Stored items
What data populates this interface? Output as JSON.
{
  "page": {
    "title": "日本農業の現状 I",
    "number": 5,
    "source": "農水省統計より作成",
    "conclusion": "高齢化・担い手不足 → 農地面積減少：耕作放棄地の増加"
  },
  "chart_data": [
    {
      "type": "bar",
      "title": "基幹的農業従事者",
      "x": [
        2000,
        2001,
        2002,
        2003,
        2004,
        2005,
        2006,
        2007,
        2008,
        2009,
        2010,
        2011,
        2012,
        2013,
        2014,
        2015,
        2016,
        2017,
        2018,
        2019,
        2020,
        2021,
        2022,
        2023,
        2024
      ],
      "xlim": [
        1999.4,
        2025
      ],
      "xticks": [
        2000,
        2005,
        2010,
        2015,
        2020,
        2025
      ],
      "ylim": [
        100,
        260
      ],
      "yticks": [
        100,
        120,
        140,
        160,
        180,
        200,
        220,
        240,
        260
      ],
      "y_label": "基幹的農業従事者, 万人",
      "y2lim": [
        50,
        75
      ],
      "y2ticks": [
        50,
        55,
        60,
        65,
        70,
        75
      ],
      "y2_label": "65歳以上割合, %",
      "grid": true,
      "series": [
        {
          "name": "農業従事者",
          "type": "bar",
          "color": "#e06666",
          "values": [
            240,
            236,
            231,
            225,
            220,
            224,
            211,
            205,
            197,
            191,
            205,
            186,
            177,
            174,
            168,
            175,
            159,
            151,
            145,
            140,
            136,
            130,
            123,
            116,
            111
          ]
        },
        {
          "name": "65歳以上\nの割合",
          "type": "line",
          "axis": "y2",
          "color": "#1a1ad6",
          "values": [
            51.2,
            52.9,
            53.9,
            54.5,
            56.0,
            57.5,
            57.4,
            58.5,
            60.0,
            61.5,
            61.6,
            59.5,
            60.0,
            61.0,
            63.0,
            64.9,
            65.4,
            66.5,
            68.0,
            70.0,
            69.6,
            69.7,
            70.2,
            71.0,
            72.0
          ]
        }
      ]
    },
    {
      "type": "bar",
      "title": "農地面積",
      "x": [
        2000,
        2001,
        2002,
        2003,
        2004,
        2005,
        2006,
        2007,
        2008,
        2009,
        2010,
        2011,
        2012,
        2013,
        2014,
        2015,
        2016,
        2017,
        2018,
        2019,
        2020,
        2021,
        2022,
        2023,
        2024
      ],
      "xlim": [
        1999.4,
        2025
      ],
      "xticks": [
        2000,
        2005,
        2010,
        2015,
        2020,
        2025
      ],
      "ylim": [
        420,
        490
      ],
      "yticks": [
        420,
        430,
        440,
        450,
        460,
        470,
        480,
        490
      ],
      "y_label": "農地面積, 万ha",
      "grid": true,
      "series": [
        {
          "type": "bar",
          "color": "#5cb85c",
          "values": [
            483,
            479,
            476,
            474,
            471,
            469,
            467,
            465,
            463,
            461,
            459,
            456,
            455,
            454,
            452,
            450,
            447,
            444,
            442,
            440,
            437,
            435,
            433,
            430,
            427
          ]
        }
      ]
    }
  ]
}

**What you have to do:** Recopy the entries above in their entirety, exactly.

**Task answer:**
What data populates this interface? Output as JSON.
{
  "page": {
    "title": "日本農業の現状 I",
    "number": 5,
    "source": "農水省統計より作成",
    "conclusion": "高齢化・担い手不足 → 農地面積減少：耕作放棄地の増加"
  },
  "chart_data": [
    {
      "type": "bar",
      "title": "基幹的農業従事者",
      "x": [
        2000,
        2001,
        2002,
        2003,
        2004,
        2005,
        2006,
        2007,
        2008,
        2009,
        2010,
        2011,
        2012,
        2013,
        2014,
        2015,
        2016,
        2017,
        2018,
        2019,
        2020,
        2021,
        2022,
        2023,
        2024
      ],
      "xlim": [
        1999.4,
        2025
      ],
      "xticks": [
        2000,
        2005,
        2010,
        2015,
        2020,
        2025
      ],
      "ylim": [
        100,
        260
      ],
      "yticks": [
        100,
        120,
        140,
        160,
        180,
        200,
        220,
        240,
        260
      ],
      "y_label": "基幹的農業従事者, 万人",
      "y2lim": [
        50,
        75
      ],
      "y2ticks": [
        50,
        55,
        60,
        65,
        70,
        75
      ],
      "y2_label": "65歳以上割合, %",
      "grid": true,
      "series": [
        {
          "name": "農業従事者",
          "type": "bar",
          "color": "#e06666",
          "values": [
            240,
            236,
            231,
            225,
            220,
            224,
            211,
            205,
            197,
            191,
            205,
            186,
            177,
            174,
            168,
            175,
            159,
            151,
            145,
            140,
            136,
            130,
            123,
            116,
            111
          ]
        },
        {
          "name": "65歳以上\nの割合",
          "type": "line",
          "axis": "y2",
          "color": "#1a1ad6",
          "values": [
            51.2,
            52.9,
            53.9,
            54.5,
            56.0,
            57.5,
            57.4,
            58.5,
            60.0,
            61.5,
            61.6,
            59.5,
            60.0,
            61.0,
            63.0,
            64.9,
            65.4,
            66.5,
            68.0,
            70.0,
            69.6,
            69.7,
            70.2,
            71.0,
            72.0
          ]
        }
      ]
    },
    {
      "type": "bar",
      "title": "農地面積",
      "x": [
        2000,
        2001,
        2002,
        2003,
        2004,
        2005,
        2006,
        2007,
        2008,
        2009,
        2010,
        2011,
        2012,
        2013,
        2014,
        2015,
        2016,
        2017,
        2018,
        2019,
        2020,
        2021,
        2022,
        2023,
        2024
      ],
      "xlim": [
        1999.4,
        2025
      ],
      "xticks": [
        2000,
        2005,
        2010,
        2015,
        2020,
        2025
      ],
      "ylim": [
        420,
        490
      ],
      "yticks": [
        420,
        430,
        440,
        450,
        460,
        470,
        480,
        490
      ],
      "y_label": "農地面積, 万ha",
      "grid": true,
      "series": [
        {
          "type": "bar",
          "color": "#5cb85c",
          "values": [
            483,
            479,
            476,
            474,
            471,
            469,
            467,
            465,
            463,
            461,
            459,
            456,
            455,
            454,
            452,
            450,
            447,
            444,
            442,
            440,
            437,
            435,
            433,
            430,
            427
          ]
        }
      ]
    }
  ]
}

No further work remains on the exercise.